— start Dataset rows —

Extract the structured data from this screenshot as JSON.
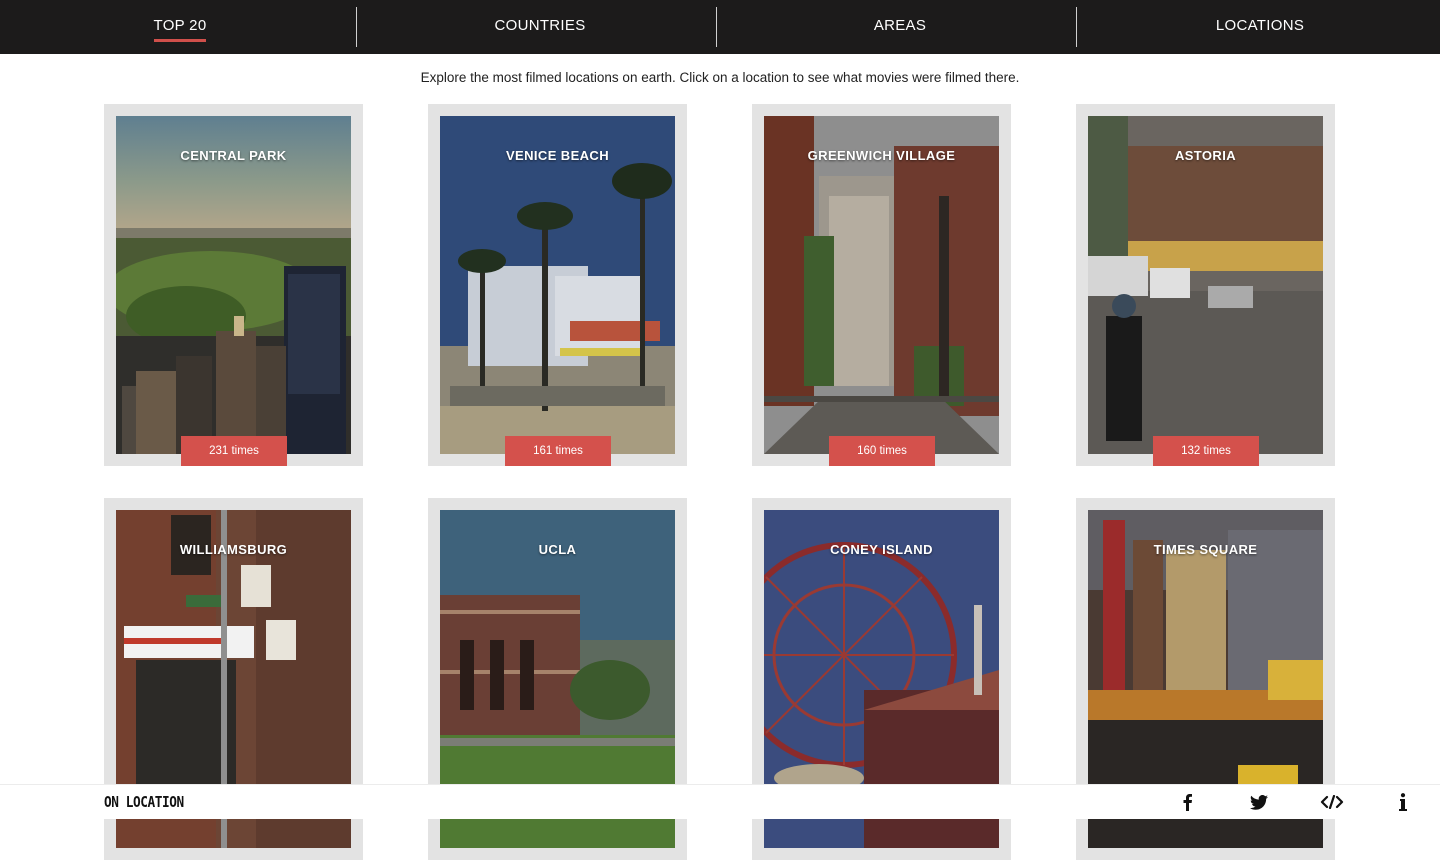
{
  "nav": {
    "tabs": [
      {
        "label": "TOP 20",
        "active": true
      },
      {
        "label": "COUNTRIES",
        "active": false
      },
      {
        "label": "AREAS",
        "active": false
      },
      {
        "label": "LOCATIONS",
        "active": false
      }
    ]
  },
  "intro": "Explore the most filmed locations on earth. Click on a location to see what movies were filmed there.",
  "locations": [
    {
      "name": "CENTRAL PARK",
      "count": "231 times"
    },
    {
      "name": "VENICE BEACH",
      "count": "161 times"
    },
    {
      "name": "GREENWICH VILLAGE",
      "count": "160 times"
    },
    {
      "name": "ASTORIA",
      "count": "132 times"
    },
    {
      "name": "WILLIAMSBURG",
      "count": ""
    },
    {
      "name": "UCLA",
      "count": ""
    },
    {
      "name": "CONEY ISLAND",
      "count": ""
    },
    {
      "name": "TIMES SQUARE",
      "count": ""
    }
  ],
  "footer": {
    "brand": "ON LOCATION",
    "icons": [
      "facebook-icon",
      "twitter-icon",
      "embed-code-icon",
      "info-icon"
    ]
  },
  "colors": {
    "nav_bg": "#1c1b1b",
    "accent": "#d4514c",
    "card_bg": "#e3e3e3"
  }
}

— end Dataset rows —

Task statement -> Do not copy the pictures, but repeat every line exactly.

Solution for this problem ->
Extract the structured data from this screenshot as JSON.
{
  "nav": {
    "tabs": [
      {
        "label": "TOP 20",
        "active": true
      },
      {
        "label": "COUNTRIES",
        "active": false
      },
      {
        "label": "AREAS",
        "active": false
      },
      {
        "label": "LOCATIONS",
        "active": false
      }
    ]
  },
  "intro": "Explore the most filmed locations on earth. Click on a location to see what movies were filmed there.",
  "locations": [
    {
      "name": "CENTRAL PARK",
      "count": "231 times"
    },
    {
      "name": "VENICE BEACH",
      "count": "161 times"
    },
    {
      "name": "GREENWICH VILLAGE",
      "count": "160 times"
    },
    {
      "name": "ASTORIA",
      "count": "132 times"
    },
    {
      "name": "WILLIAMSBURG",
      "count": ""
    },
    {
      "name": "UCLA",
      "count": ""
    },
    {
      "name": "CONEY ISLAND",
      "count": ""
    },
    {
      "name": "TIMES SQUARE",
      "count": ""
    }
  ],
  "footer": {
    "brand": "ON LOCATION",
    "icons": [
      "facebook-icon",
      "twitter-icon",
      "embed-code-icon",
      "info-icon"
    ]
  },
  "colors": {
    "nav_bg": "#1c1b1b",
    "accent": "#d4514c",
    "card_bg": "#e3e3e3"
  }
}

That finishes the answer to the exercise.